Convert the listing below into a Markdown table with the columns Row and Line, giving each non-blank line its own numbered row.

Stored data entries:

________________________________________

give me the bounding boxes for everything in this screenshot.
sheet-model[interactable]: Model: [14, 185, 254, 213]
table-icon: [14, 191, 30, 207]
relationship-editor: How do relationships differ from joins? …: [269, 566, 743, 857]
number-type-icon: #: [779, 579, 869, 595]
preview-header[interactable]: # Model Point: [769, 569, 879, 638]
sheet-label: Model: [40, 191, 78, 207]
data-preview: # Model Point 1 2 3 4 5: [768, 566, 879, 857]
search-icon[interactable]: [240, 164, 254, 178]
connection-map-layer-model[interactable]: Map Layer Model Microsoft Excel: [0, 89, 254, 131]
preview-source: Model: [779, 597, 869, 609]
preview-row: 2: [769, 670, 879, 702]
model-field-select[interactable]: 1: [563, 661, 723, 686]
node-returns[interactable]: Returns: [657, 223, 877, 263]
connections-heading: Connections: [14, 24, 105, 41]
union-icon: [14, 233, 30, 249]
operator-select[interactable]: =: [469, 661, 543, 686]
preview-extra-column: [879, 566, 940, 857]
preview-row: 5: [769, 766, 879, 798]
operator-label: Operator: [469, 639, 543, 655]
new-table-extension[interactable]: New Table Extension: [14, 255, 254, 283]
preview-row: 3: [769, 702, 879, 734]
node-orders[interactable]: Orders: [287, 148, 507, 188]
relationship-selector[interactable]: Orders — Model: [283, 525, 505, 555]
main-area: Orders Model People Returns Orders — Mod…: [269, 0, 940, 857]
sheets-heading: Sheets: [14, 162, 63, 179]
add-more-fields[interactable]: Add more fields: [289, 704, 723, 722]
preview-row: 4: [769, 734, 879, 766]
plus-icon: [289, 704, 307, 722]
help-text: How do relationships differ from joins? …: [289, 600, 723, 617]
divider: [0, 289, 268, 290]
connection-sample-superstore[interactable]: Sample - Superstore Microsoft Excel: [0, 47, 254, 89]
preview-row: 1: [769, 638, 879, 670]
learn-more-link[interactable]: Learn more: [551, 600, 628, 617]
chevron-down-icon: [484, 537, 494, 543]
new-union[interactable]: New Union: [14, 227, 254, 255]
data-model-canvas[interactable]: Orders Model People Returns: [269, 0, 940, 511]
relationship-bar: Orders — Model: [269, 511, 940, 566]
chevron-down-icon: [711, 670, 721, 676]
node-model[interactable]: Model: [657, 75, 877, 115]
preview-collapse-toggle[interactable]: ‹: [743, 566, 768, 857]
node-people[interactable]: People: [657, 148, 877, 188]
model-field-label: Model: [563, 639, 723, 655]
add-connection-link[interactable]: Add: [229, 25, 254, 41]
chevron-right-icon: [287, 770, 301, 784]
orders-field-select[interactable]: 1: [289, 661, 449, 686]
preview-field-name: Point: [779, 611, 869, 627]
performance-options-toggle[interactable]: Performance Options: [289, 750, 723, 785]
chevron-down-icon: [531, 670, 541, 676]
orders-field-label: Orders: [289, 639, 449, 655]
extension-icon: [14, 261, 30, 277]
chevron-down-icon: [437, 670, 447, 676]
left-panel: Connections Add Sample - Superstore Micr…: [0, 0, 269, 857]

________________________________________

**EXERCISE ANSWER**
| Row | Line |
|---|---|
| 1 | give me the bounding boxes for everything in this screenshot. |
| 2 | sheet-model[interactable]: Model: [14, 185, 254, 213] |
| 3 | table-icon: [14, 191, 30, 207] |
| 4 | relationship-editor: How do relationships differ from joins? …: [269, 566, 743, 857] |
| 5 | number-type-icon: #: [779, 579, 869, 595] |
| 6 | preview-header[interactable]: # Model Point: [769, 569, 879, 638] |
| 7 | sheet-label: Model: [40, 191, 78, 207] |
| 8 | data-preview: # Model Point 1 2 3 4 5: [768, 566, 879, 857] |
| 9 | search-icon[interactable]: [240, 164, 254, 178] |
| 10 | connection-map-layer-model[interactable]: Map Layer Model Microsoft Excel: [0, 89, 254, 131] |
| 11 | preview-source: Model: [779, 597, 869, 609] |
| 12 | preview-row: 2: [769, 670, 879, 702] |
| 13 | model-field-select[interactable]: 1: [563, 661, 723, 686] |
| 14 | node-returns[interactable]: Returns: [657, 223, 877, 263] |
| 15 | connections-heading: Connections: [14, 24, 105, 41] |
| 16 | union-icon: [14, 233, 30, 249] |
| 17 | operator-select[interactable]: =: [469, 661, 543, 686] |
| 18 | preview-extra-column: [879, 566, 940, 857] |
| 19 | preview-row: 5: [769, 766, 879, 798] |
| 20 | operator-label: Operator: [469, 639, 543, 655] |
| 21 | new-table-extension[interactable]: New Table Extension: [14, 255, 254, 283] |
| 22 | preview-row: 3: [769, 702, 879, 734] |
| 23 | node-orders[interactable]: Orders: [287, 148, 507, 188] |
| 24 | relationship-selector[interactable]: Orders — Model: [283, 525, 505, 555] |
| 25 | main-area: Orders Model People Returns Orders — Mod…: [269, 0, 940, 857] |
| 26 | sheets-heading: Sheets: [14, 162, 63, 179] |
| 27 | add-more-fields[interactable]: Add more fields: [289, 704, 723, 722] |
| 28 | preview-row: 4: [769, 734, 879, 766] |
| 29 | plus-icon: [289, 704, 307, 722] |
| 30 | help-text: How do relationships differ from joins? …: [289, 600, 723, 617] |
| 31 | divider: [0, 289, 268, 290] |
| 32 | connection-sample-superstore[interactable]: Sample - Superstore Microsoft Excel: [0, 47, 254, 89] |
| 33 | preview-row: 1: [769, 638, 879, 670] |
| 34 | learn-more-link[interactable]: Learn more: [551, 600, 628, 617] |
| 35 | chevron-down-icon: [484, 537, 494, 543] |
| 36 | new-union[interactable]: New Union: [14, 227, 254, 255] |
| 37 | data-model-canvas[interactable]: Orders Model People Returns: [269, 0, 940, 511] |
| 38 | relationship-bar: Orders — Model: [269, 511, 940, 566] |
| 39 | chevron-down-icon: [711, 670, 721, 676] |
| 40 | node-model[interactable]: Model: [657, 75, 877, 115] |
| 41 | preview-collapse-toggle[interactable]: ‹: [743, 566, 768, 857] |
| 42 | node-people[interactable]: People: [657, 148, 877, 188] |
| 43 | model-field-label: Model: [563, 639, 723, 655] |
| 44 | add-connection-link[interactable]: Add: [229, 25, 254, 41] |
| 45 | chevron-right-icon: [287, 770, 301, 784] |
| 46 | orders-field-select[interactable]: 1: [289, 661, 449, 686] |
| 47 | preview-field-name: Point: [779, 611, 869, 627] |
| 48 | performance-options-toggle[interactable]: Performance Options: [289, 750, 723, 785] |
| 49 | chevron-down-icon: [531, 670, 541, 676] |
| 50 | orders-field-label: Orders: [289, 639, 449, 655] |
| 51 | extension-icon: [14, 261, 30, 277] |
| 52 | chevron-down-icon: [437, 670, 447, 676] |
| 53 | left-panel: Connections Add Sample - Superstore Micr…: [0, 0, 269, 857] |